Exercise requirements:
Include in the output the line containing "Decode this image" and each subsequent line of the records, through the end, transcribed exactly. Add nothing else.

○ ○ ○ ○ ○

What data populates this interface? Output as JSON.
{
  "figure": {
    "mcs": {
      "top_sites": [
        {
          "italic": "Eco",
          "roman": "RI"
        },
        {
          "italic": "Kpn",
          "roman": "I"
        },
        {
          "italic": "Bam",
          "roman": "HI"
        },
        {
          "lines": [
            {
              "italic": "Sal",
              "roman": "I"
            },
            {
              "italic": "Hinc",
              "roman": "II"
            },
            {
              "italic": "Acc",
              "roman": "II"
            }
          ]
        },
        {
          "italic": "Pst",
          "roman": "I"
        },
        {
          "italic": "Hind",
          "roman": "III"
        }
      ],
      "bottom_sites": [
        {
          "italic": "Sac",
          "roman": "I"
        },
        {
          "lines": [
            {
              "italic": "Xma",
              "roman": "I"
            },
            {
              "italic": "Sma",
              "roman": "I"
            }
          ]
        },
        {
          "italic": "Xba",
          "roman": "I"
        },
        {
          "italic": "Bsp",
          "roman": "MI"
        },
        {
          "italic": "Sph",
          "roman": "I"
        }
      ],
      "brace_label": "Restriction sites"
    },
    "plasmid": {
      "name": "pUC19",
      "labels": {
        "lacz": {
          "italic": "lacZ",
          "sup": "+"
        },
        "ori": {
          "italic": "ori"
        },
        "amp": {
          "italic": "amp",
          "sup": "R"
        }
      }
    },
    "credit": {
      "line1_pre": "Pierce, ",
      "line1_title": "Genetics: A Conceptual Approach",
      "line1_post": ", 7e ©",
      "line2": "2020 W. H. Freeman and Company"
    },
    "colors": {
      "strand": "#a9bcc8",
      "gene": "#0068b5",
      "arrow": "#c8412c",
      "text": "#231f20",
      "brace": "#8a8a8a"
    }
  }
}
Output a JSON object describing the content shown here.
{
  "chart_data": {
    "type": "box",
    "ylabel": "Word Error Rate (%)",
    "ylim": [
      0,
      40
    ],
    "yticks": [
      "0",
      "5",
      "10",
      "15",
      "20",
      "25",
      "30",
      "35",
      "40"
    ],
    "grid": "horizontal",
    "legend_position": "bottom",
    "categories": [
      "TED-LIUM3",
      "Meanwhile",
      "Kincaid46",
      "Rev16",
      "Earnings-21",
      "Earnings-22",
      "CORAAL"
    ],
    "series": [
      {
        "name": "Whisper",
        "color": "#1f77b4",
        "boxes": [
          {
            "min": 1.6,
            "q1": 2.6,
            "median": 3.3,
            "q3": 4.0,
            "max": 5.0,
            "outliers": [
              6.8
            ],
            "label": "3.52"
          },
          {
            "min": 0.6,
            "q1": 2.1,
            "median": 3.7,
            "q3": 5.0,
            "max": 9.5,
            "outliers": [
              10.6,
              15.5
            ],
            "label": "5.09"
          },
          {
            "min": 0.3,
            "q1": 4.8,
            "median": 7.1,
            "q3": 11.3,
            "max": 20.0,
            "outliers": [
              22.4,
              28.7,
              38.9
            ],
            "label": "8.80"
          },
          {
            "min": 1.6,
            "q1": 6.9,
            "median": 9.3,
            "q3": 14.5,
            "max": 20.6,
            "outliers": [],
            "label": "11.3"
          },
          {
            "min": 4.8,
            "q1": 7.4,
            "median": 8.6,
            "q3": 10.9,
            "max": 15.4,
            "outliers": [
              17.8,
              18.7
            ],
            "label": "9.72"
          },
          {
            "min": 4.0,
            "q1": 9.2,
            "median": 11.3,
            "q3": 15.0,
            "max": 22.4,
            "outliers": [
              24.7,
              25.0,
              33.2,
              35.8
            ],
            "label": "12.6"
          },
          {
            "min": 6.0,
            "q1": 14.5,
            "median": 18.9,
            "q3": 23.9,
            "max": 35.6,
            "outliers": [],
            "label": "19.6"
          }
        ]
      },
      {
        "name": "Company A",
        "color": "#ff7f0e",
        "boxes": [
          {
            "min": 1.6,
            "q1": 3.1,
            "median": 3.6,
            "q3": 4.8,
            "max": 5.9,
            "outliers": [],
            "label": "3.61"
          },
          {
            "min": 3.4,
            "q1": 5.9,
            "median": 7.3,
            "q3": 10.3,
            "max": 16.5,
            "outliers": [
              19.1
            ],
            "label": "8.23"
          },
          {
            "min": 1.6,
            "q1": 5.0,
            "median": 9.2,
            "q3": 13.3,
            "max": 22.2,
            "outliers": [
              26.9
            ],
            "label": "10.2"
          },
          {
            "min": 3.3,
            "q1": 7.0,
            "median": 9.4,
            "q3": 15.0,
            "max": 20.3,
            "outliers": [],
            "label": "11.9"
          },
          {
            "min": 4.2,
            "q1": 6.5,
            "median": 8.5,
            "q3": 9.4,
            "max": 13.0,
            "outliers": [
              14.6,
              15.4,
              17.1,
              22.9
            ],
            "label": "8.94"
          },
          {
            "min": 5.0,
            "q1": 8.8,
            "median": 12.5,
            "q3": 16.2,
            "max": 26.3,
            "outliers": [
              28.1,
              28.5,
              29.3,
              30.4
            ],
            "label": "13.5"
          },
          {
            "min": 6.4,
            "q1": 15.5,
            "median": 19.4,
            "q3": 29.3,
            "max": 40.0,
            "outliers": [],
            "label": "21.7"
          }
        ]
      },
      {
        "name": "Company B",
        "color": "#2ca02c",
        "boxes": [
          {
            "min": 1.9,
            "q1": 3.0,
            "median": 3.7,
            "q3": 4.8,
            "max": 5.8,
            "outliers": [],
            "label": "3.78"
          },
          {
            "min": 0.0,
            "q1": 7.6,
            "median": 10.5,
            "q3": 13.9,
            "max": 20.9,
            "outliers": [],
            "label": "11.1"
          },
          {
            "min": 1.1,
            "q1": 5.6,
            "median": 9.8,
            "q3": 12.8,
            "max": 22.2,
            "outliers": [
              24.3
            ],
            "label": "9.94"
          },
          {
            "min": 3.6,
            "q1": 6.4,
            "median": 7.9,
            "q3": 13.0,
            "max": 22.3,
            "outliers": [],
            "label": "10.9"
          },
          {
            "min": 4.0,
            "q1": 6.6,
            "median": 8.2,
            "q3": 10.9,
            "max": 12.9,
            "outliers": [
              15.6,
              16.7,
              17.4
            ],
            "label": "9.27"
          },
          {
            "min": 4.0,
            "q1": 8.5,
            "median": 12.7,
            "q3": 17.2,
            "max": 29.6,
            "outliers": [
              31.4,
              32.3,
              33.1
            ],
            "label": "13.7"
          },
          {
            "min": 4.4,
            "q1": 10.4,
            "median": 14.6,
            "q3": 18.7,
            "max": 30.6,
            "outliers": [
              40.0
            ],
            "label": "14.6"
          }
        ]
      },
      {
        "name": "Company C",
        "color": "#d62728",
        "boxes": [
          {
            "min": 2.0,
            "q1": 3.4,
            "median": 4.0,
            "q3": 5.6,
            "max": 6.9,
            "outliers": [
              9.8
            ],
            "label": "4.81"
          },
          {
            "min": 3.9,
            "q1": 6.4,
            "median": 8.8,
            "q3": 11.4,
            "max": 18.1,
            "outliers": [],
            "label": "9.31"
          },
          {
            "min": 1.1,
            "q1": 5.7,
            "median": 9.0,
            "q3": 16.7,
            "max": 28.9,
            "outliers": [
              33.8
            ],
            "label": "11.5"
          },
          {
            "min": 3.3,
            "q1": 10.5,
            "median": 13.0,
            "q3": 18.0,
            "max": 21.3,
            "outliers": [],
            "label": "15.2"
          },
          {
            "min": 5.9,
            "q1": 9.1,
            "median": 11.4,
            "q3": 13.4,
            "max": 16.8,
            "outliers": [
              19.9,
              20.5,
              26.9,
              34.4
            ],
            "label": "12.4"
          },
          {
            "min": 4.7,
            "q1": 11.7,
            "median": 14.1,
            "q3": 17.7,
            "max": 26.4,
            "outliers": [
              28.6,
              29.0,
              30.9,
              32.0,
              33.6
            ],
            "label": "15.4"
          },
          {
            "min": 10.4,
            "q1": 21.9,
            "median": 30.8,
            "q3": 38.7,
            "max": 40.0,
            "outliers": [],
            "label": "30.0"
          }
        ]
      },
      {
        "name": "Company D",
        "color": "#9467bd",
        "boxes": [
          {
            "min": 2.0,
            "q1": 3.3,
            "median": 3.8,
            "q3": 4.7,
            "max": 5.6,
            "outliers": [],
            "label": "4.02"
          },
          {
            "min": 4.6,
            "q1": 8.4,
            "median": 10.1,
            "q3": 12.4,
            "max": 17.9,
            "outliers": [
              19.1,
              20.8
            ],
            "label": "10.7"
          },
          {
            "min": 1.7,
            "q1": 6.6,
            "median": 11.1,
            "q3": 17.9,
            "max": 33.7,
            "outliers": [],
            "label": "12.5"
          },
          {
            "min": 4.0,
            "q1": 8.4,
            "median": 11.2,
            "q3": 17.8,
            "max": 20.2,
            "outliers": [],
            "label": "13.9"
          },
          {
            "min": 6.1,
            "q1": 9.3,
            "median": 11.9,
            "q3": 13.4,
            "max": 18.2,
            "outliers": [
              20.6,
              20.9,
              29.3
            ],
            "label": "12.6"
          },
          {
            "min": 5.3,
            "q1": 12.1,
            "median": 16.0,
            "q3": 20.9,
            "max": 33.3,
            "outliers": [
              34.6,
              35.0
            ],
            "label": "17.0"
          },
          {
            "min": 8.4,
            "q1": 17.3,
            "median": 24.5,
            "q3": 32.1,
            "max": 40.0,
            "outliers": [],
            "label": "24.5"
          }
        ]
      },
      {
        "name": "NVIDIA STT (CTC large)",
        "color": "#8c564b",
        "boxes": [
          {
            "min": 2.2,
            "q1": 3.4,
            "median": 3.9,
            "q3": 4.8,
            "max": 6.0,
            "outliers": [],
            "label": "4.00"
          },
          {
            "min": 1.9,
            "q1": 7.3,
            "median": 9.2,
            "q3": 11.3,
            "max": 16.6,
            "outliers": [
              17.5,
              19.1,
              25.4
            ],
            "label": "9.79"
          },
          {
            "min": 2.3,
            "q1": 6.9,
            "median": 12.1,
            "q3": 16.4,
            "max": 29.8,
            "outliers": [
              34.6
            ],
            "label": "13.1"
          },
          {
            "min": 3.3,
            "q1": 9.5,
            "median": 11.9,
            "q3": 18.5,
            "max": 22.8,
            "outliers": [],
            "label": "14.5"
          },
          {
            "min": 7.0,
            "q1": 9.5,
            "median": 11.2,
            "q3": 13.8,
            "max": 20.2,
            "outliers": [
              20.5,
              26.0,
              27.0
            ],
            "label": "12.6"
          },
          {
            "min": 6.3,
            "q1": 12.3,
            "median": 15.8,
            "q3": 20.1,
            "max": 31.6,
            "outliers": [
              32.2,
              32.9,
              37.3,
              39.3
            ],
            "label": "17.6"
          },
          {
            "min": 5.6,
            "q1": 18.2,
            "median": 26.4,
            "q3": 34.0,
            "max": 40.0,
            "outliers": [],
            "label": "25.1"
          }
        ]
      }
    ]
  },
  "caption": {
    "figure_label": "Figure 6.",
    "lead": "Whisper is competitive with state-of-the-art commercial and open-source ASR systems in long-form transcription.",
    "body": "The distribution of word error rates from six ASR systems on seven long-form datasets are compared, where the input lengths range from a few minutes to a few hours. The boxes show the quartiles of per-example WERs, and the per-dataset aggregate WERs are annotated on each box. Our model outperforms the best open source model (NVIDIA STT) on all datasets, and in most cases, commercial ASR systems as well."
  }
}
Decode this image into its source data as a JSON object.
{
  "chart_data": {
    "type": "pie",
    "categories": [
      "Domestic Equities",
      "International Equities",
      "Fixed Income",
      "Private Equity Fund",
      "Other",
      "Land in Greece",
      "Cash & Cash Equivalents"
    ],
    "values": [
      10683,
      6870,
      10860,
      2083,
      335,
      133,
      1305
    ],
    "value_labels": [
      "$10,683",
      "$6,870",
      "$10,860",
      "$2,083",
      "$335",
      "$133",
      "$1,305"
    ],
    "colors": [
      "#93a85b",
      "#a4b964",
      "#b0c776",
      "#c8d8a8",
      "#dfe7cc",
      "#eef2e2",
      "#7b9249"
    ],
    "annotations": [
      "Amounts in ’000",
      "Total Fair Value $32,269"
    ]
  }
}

○ ○ ○ ○ ○

Result below:
Decode this image into its source data as a JSON object.
{
  "chart_data": {
    "type": "pie",
    "categories": [
      "Domestic Equities",
      "International Equities",
      "Fixed Income",
      "Private Equity Fund",
      "Other",
      "Land in Greece",
      "Cash & Cash Equivalents"
    ],
    "values": [
      10683,
      6870,
      10860,
      2083,
      335,
      133,
      1305
    ],
    "value_labels": [
      "$10,683",
      "$6,870",
      "$10,860",
      "$2,083",
      "$335",
      "$133",
      "$1,305"
    ],
    "colors": [
      "#93a85b",
      "#a4b964",
      "#b0c776",
      "#c8d8a8",
      "#dfe7cc",
      "#eef2e2",
      "#7b9249"
    ],
    "annotations": [
      "Amounts in ’000",
      "Total Fair Value $32,269"
    ]
  }
}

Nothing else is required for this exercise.